* RECORDS PROVIDED

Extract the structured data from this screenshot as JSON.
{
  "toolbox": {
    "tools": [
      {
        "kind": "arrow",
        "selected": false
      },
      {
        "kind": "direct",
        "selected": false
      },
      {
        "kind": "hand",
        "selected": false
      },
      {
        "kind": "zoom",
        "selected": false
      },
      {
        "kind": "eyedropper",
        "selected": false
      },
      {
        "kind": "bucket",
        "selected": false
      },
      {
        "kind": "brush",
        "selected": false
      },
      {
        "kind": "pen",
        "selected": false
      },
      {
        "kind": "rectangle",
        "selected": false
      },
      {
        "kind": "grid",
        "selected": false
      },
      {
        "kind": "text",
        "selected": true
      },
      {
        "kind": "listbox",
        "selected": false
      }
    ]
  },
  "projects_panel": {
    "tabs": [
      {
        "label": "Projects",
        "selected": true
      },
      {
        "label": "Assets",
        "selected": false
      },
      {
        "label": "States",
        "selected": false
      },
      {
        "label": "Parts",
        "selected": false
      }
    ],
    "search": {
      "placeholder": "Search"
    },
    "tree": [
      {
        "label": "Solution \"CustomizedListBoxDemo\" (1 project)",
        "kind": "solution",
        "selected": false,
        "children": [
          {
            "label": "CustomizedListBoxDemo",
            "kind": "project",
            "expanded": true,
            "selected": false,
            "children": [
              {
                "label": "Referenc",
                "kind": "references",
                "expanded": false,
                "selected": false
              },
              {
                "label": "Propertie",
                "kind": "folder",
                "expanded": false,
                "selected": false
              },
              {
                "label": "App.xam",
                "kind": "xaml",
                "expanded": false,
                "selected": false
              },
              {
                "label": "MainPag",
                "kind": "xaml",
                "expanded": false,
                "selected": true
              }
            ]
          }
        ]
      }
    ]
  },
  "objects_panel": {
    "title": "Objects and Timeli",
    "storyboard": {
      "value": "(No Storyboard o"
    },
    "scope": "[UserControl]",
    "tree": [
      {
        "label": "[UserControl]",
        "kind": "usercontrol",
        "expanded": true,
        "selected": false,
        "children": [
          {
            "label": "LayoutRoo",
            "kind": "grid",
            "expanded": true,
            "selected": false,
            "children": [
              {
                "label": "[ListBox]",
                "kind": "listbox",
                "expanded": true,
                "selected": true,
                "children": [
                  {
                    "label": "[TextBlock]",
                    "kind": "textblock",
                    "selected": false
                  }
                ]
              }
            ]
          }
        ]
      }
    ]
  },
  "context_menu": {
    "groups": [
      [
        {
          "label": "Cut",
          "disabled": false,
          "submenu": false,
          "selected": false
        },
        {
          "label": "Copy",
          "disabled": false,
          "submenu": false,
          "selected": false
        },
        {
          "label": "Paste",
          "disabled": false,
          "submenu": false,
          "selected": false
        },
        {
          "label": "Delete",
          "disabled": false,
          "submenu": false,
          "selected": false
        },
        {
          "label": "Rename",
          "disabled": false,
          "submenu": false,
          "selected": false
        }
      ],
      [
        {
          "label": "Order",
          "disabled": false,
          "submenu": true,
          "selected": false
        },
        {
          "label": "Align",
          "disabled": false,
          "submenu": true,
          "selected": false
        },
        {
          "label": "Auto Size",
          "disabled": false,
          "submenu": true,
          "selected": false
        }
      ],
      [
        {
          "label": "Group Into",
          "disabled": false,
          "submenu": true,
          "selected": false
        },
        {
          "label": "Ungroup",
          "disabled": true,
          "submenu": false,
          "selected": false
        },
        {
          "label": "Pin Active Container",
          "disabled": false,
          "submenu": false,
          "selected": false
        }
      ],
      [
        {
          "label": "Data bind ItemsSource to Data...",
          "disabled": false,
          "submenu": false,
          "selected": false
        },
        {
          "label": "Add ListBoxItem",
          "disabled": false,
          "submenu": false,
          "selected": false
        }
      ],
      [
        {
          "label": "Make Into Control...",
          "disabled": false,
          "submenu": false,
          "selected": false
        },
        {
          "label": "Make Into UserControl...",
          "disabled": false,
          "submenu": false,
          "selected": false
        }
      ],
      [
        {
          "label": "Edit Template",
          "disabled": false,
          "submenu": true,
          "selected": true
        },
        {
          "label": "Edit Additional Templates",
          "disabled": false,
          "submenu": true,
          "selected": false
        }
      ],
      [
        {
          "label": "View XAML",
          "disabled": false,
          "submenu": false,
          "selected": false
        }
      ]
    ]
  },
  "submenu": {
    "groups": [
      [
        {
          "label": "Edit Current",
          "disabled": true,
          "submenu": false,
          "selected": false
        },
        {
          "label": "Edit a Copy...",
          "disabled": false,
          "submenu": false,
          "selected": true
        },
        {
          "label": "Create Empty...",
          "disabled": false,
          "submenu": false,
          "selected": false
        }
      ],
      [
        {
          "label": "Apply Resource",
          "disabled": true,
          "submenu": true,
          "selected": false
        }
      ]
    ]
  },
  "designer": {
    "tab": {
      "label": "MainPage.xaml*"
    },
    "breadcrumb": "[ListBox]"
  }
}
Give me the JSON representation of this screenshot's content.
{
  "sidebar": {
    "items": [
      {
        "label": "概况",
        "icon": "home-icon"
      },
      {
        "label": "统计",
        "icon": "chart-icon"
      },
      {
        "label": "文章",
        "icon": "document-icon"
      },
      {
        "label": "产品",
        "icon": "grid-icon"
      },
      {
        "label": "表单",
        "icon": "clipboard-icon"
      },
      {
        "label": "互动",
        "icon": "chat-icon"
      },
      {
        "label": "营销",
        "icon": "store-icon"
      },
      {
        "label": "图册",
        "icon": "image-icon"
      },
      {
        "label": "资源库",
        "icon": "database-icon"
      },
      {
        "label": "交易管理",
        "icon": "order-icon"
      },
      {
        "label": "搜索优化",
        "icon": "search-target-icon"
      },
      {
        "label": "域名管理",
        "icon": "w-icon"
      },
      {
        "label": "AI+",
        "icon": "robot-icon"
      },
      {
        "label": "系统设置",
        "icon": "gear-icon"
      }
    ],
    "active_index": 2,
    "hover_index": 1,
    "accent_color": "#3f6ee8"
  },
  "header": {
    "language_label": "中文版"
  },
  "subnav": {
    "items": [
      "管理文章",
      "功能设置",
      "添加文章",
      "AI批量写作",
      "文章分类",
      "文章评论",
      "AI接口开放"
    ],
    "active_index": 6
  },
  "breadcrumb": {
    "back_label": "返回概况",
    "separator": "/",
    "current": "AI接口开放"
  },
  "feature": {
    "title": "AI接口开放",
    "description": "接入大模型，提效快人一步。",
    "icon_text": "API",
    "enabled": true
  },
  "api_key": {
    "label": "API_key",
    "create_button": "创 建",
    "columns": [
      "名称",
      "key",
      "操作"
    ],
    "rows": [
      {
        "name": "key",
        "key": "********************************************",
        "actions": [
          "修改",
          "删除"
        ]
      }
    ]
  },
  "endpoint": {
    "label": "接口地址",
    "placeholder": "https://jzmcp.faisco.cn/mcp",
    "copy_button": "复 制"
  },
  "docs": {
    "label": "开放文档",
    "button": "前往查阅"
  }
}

* GOAL OF THE EXERCISE
Each line holding "Make" must be found and copied.

* THE ANSWER
          "label": "Make Into Control...",
          "label": "Make Into UserControl...",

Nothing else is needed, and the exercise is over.